Extracted records
----

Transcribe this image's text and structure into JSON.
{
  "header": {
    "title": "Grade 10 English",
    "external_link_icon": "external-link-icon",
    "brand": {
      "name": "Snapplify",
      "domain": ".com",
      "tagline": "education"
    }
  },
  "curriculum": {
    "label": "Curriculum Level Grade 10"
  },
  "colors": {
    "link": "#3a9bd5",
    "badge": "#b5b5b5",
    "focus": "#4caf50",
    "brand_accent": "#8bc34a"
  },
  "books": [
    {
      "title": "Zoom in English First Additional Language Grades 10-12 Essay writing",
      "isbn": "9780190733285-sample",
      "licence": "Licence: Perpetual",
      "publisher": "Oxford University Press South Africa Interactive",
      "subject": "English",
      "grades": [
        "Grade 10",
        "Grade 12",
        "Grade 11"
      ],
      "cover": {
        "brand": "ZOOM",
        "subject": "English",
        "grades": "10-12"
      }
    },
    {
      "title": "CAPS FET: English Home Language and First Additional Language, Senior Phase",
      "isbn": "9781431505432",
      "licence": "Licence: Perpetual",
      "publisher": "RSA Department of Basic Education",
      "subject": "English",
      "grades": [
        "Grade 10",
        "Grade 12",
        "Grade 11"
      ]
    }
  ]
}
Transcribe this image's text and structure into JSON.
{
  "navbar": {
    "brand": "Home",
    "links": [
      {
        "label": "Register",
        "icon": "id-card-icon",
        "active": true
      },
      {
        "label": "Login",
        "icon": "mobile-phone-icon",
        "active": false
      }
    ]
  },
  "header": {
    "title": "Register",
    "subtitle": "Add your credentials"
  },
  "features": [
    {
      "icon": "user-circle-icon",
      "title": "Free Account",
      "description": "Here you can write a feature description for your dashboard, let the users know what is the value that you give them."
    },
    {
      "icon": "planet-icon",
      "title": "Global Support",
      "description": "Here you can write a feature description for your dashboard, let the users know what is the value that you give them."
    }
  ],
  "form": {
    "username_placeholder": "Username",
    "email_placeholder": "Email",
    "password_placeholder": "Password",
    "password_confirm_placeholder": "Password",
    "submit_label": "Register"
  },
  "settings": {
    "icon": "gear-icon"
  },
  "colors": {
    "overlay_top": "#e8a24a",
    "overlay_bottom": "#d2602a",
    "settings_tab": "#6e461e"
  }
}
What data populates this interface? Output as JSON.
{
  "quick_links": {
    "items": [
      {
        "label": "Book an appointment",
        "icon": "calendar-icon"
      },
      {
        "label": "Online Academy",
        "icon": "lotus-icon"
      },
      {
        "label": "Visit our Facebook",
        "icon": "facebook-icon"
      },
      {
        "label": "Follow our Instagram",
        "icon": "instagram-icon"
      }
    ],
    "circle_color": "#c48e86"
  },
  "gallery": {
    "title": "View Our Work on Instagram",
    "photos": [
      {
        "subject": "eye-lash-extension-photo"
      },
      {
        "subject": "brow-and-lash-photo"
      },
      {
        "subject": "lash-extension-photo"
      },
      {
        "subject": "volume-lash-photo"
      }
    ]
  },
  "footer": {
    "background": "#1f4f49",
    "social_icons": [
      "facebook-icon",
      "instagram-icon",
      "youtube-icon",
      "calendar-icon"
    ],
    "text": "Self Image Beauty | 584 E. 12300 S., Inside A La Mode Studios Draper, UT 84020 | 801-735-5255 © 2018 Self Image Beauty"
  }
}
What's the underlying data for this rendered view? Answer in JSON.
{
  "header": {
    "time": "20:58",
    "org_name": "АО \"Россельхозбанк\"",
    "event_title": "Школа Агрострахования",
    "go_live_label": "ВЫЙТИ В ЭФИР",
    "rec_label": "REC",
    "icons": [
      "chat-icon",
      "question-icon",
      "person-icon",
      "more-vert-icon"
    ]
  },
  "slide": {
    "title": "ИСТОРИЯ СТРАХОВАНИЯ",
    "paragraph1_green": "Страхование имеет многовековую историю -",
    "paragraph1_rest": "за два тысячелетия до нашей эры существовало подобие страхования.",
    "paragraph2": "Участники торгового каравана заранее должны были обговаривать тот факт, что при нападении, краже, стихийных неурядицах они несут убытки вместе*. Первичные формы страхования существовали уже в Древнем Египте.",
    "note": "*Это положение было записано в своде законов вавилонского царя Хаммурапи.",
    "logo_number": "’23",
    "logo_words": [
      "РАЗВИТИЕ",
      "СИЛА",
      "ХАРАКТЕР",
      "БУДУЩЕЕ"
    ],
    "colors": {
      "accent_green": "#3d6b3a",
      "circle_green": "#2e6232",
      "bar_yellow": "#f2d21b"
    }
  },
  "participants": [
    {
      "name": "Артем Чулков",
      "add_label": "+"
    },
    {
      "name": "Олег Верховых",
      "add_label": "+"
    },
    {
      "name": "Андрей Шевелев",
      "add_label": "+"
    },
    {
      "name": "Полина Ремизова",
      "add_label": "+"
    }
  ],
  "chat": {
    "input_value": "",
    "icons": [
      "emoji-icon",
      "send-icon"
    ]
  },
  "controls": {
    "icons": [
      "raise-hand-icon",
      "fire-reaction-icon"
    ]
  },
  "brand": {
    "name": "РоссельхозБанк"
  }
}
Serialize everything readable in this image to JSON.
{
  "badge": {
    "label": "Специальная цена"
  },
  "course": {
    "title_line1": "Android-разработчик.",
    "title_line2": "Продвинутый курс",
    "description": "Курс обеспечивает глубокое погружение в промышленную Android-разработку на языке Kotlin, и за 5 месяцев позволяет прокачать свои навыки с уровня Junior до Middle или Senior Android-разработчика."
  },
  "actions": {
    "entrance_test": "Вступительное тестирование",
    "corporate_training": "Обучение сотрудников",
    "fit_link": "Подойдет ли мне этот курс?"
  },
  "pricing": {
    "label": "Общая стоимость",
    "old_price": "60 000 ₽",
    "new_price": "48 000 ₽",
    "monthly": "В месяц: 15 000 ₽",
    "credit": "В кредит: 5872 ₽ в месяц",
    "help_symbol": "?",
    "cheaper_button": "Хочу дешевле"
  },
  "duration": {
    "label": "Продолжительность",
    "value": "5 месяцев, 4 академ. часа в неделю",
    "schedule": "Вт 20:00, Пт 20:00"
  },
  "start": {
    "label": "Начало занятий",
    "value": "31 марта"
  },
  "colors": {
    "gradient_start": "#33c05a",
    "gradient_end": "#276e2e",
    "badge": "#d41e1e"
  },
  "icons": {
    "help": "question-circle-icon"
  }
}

----

## [Stated task]
Scan the records above for the string "data", then report every line that contains it.

## [Response to the task]
What data populates this interface? Output as JSON.
What's the underlying data for this rendered view? Answer in JSON.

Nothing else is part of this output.